Problem requirements:
Wherever the word "Nigeria" appears in a line, copy that line.
============================================================
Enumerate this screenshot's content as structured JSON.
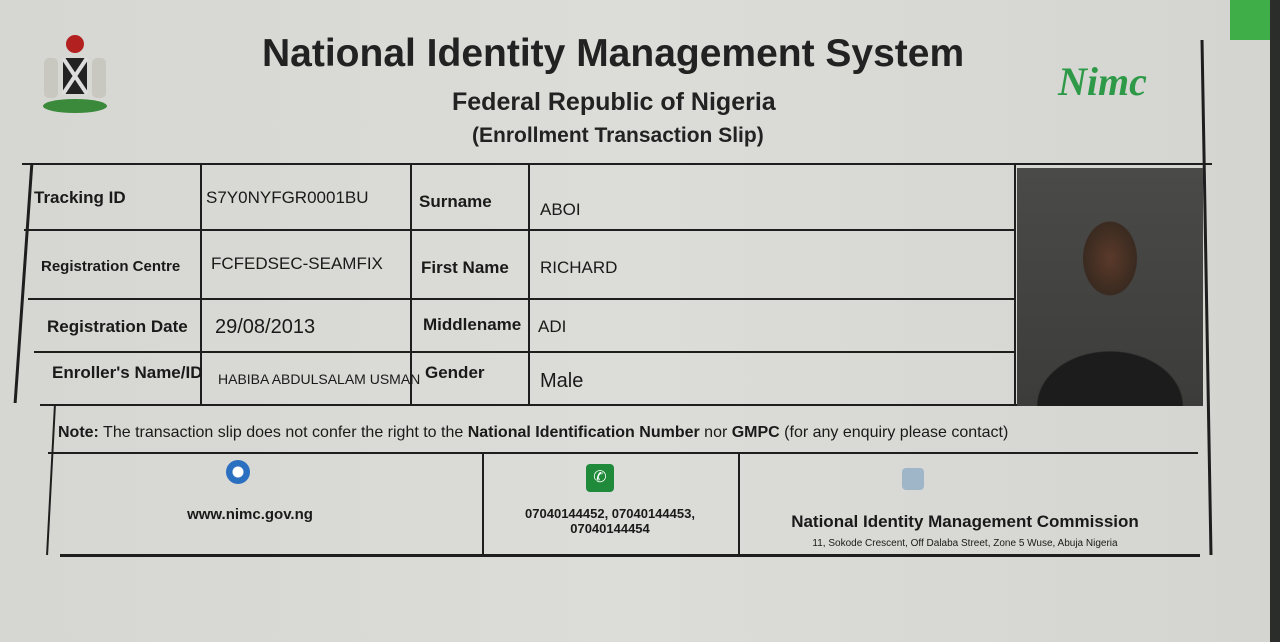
{
  "header": {
    "title": "National Identity Management System",
    "subtitle": "Federal Republic of Nigeria",
    "slip_type": "(Enrollment Transaction Slip)",
    "logo_text": "Nimc"
  },
  "fields": {
    "tracking_id": {
      "label": "Tracking ID",
      "value": "S7Y0NYFGR0001BU"
    },
    "registration_centre": {
      "label": "Registration Centre",
      "value": "FCFEDSEC-SEAMFIX"
    },
    "registration_date": {
      "label": "Registration Date",
      "value": "29/08/2013"
    },
    "enroller": {
      "label": "Enroller's Name/ID",
      "value": "HABIBA ABDULSALAM USMAN"
    },
    "surname": {
      "label": "Surname",
      "value": "ABOI"
    },
    "first_name": {
      "label": "First Name",
      "value": "RICHARD"
    },
    "middlename": {
      "label": "Middlename",
      "value": "ADI"
    },
    "gender": {
      "label": "Gender",
      "value": "Male"
    }
  },
  "note": {
    "prefix": "Note:",
    "text1": " The transaction slip does not confer the right to the ",
    "bold1": "National Identification Number",
    "text2": " nor ",
    "bold2": "GMPC",
    "text3": "  (for any enquiry please contact)"
  },
  "contact": {
    "website": "www.nimc.gov.ng",
    "phones_line1": "07040144452,  07040144453,",
    "phones_line2": "07040144454",
    "org": "National Identity Management Commission",
    "address": "11, Sokode Crescent, Off Dalaba Street, Zone 5 Wuse, Abuja Nigeria"
  },
  "colors": {
    "nimc_green": "#2e9a48",
    "phone_icon": "#1f8a3a",
    "ie_icon": "#2a6fc0"
  }
}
============================================================
Output of the exercise:
    "subtitle": "Federal Republic of Nigeria",
    "address": "11, Sokode Crescent, Off Dalaba Street, Zone 5 Wuse, Abuja Nigeria"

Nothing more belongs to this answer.